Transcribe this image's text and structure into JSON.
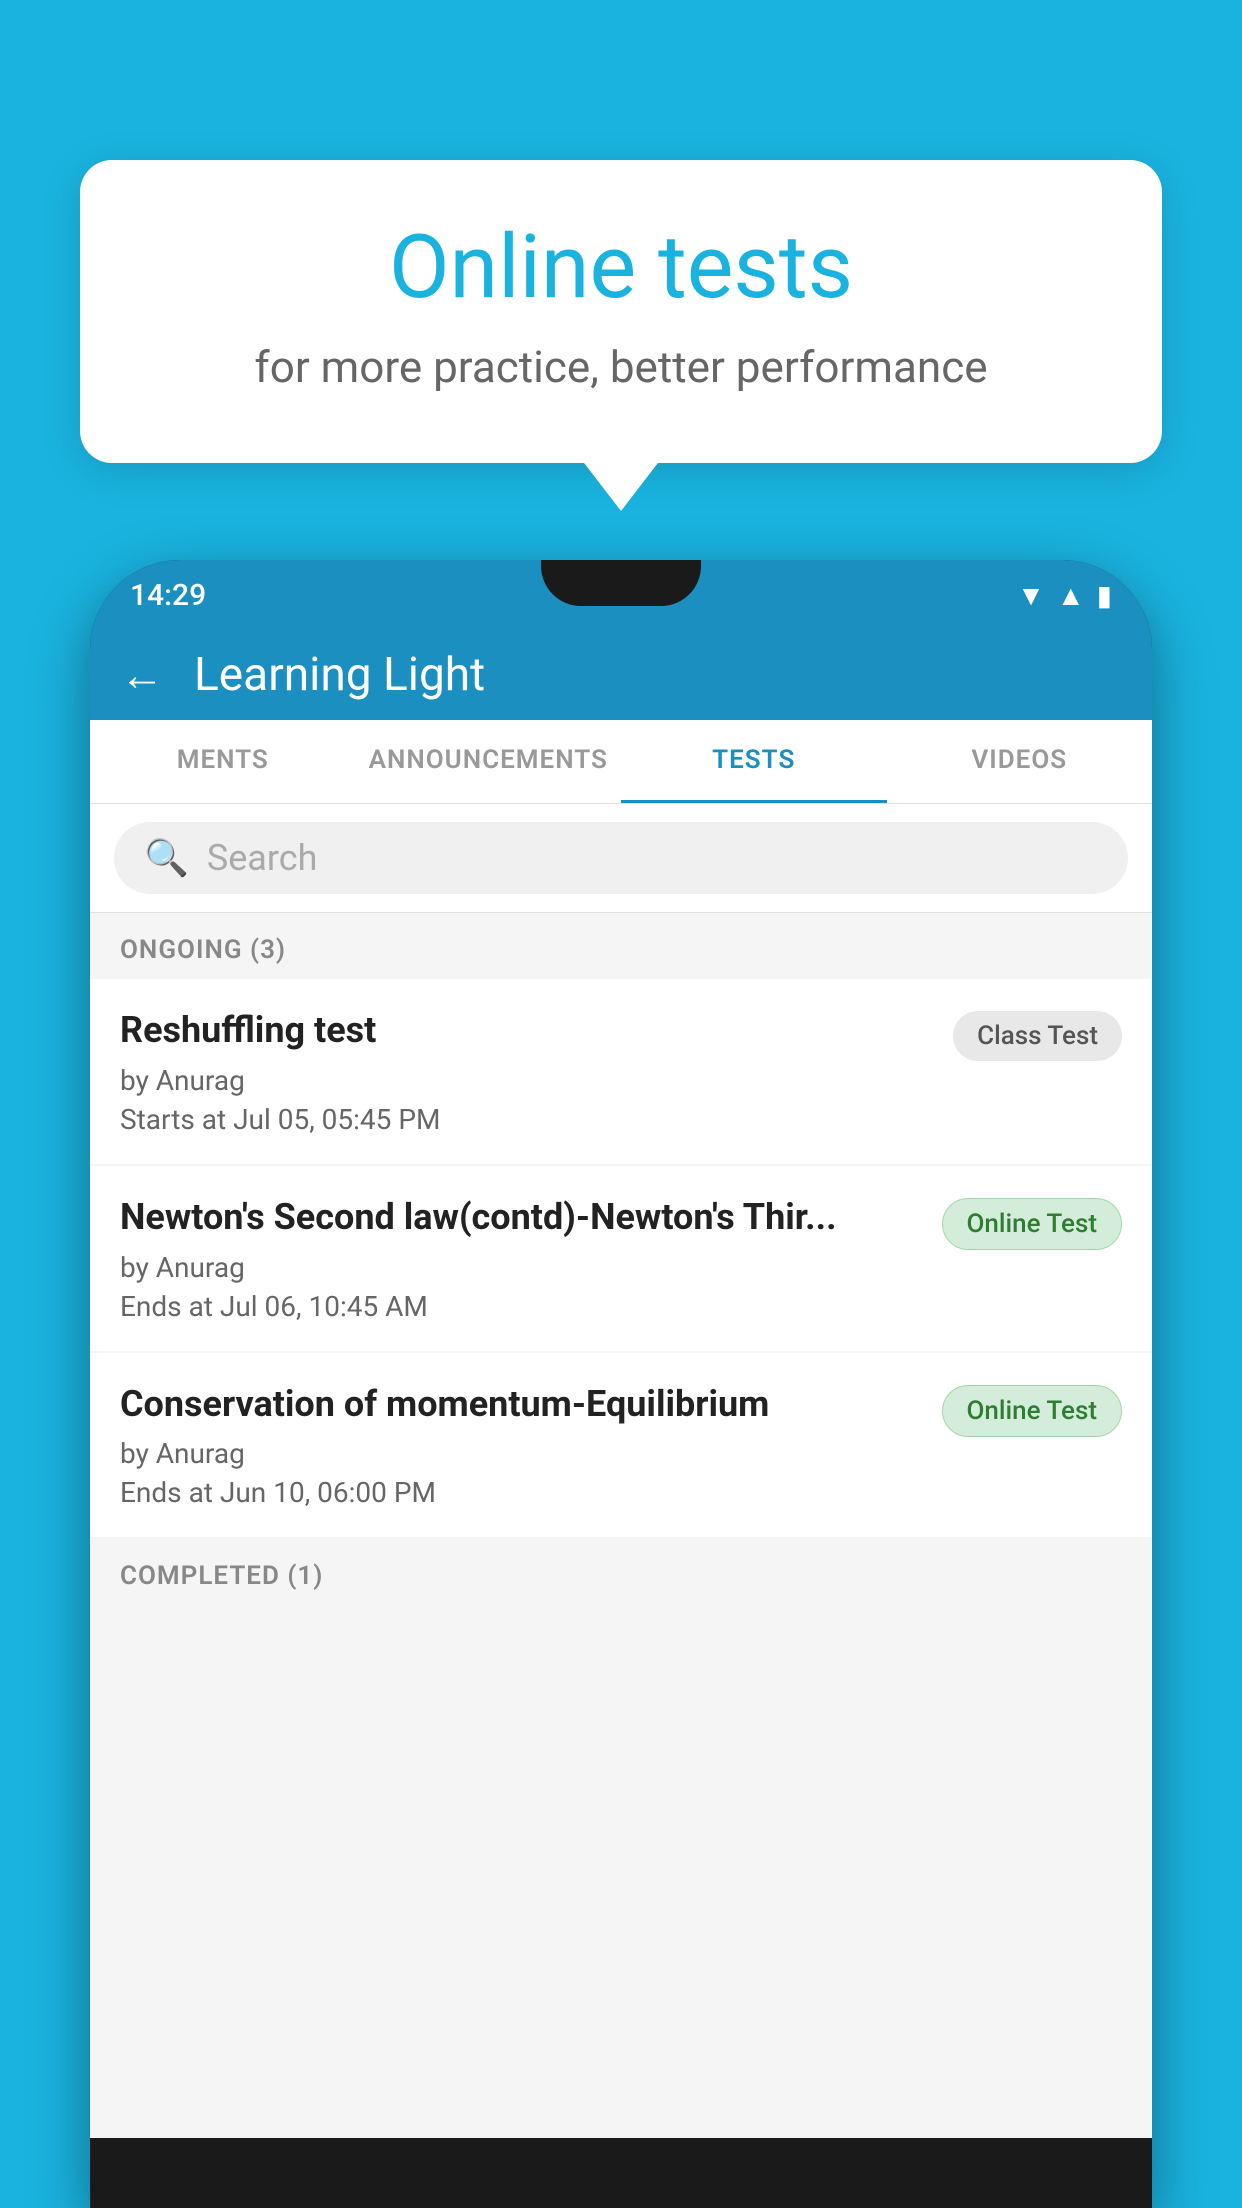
{
  "background": {
    "color": "#1ab3e0"
  },
  "promo": {
    "title": "Online tests",
    "subtitle": "for more practice, better performance"
  },
  "phone": {
    "status_bar": {
      "time": "14:29",
      "icons": [
        "wifi",
        "signal",
        "battery"
      ]
    },
    "app_header": {
      "back_label": "←",
      "title": "Learning Light"
    },
    "tabs": [
      {
        "label": "MENTS",
        "active": false
      },
      {
        "label": "ANNOUNCEMENTS",
        "active": false
      },
      {
        "label": "TESTS",
        "active": true
      },
      {
        "label": "VIDEOS",
        "active": false
      }
    ],
    "search": {
      "placeholder": "Search"
    },
    "sections": [
      {
        "label": "ONGOING (3)",
        "items": [
          {
            "name": "Reshuffling test",
            "author": "by Anurag",
            "time_label": "Starts at",
            "time": "Jul 05, 05:45 PM",
            "badge": "Class Test",
            "badge_type": "class"
          },
          {
            "name": "Newton's Second law(contd)-Newton's Thir...",
            "author": "by Anurag",
            "time_label": "Ends at",
            "time": "Jul 06, 10:45 AM",
            "badge": "Online Test",
            "badge_type": "online"
          },
          {
            "name": "Conservation of momentum-Equilibrium",
            "author": "by Anurag",
            "time_label": "Ends at",
            "time": "Jun 10, 06:00 PM",
            "badge": "Online Test",
            "badge_type": "online"
          }
        ]
      }
    ],
    "bottom_section_label": "COMPLETED (1)"
  }
}
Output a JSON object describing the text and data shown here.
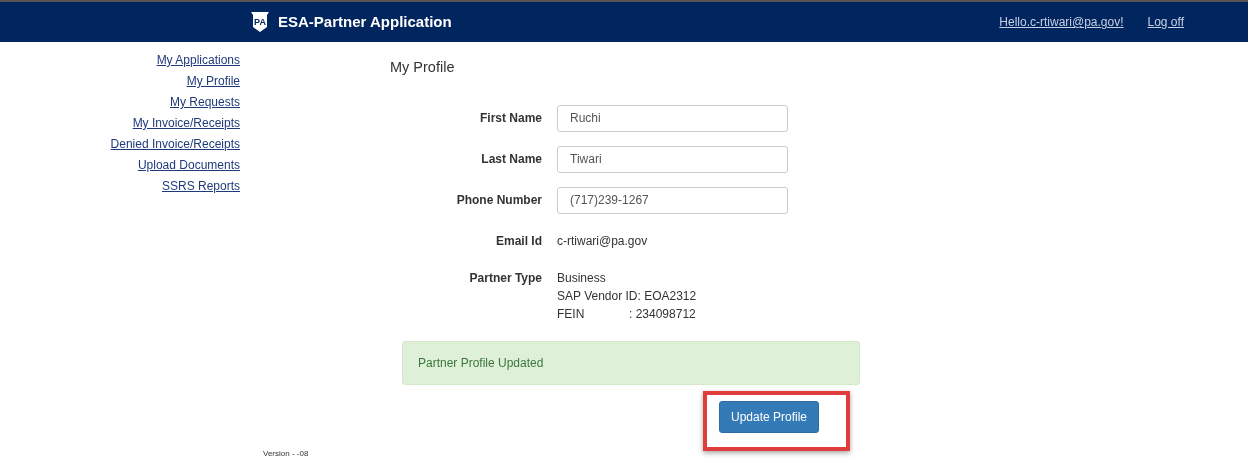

What you need to do: Quote all of the entries word for word, omitting any pictures.

Answer to the task:
Transcribe this image's text and structure into JSON.
{
  "background": {
    "color": "#1ab3e0"
  },
  "promo": {
    "title": "Online tests",
    "subtitle": "for more practice, better performance"
  },
  "phone": {
    "status_bar": {
      "time": "14:29",
      "icons": [
        "wifi",
        "signal",
        "battery"
      ]
    },
    "app_header": {
      "back_label": "←",
      "title": "Learning Light"
    },
    "tabs": [
      {
        "label": "MENTS",
        "active": false
      },
      {
        "label": "ANNOUNCEMENTS",
        "active": false
      },
      {
        "label": "TESTS",
        "active": true
      },
      {
        "label": "VIDEOS",
        "active": false
      }
    ],
    "search": {
      "placeholder": "Search"
    },
    "sections": [
      {
        "label": "ONGOING (3)",
        "items": [
          {
            "name": "Reshuffling test",
            "author": "by Anurag",
            "time_label": "Starts at",
            "time": "Jul 05, 05:45 PM",
            "badge": "Class Test",
            "badge_type": "class"
          },
          {
            "name": "Newton's Second law(contd)-Newton's Thir...",
            "author": "by Anurag",
            "time_label": "Ends at",
            "time": "Jul 06, 10:45 AM",
            "badge": "Online Test",
            "badge_type": "online"
          },
          {
            "name": "Conservation of momentum-Equilibrium",
            "author": "by Anurag",
            "time_label": "Ends at",
            "time": "Jun 10, 06:00 PM",
            "badge": "Online Test",
            "badge_type": "online"
          }
        ]
      }
    ],
    "bottom_section_label": "COMPLETED (1)"
  }
}
Output a JSON object describing the text and data shown here.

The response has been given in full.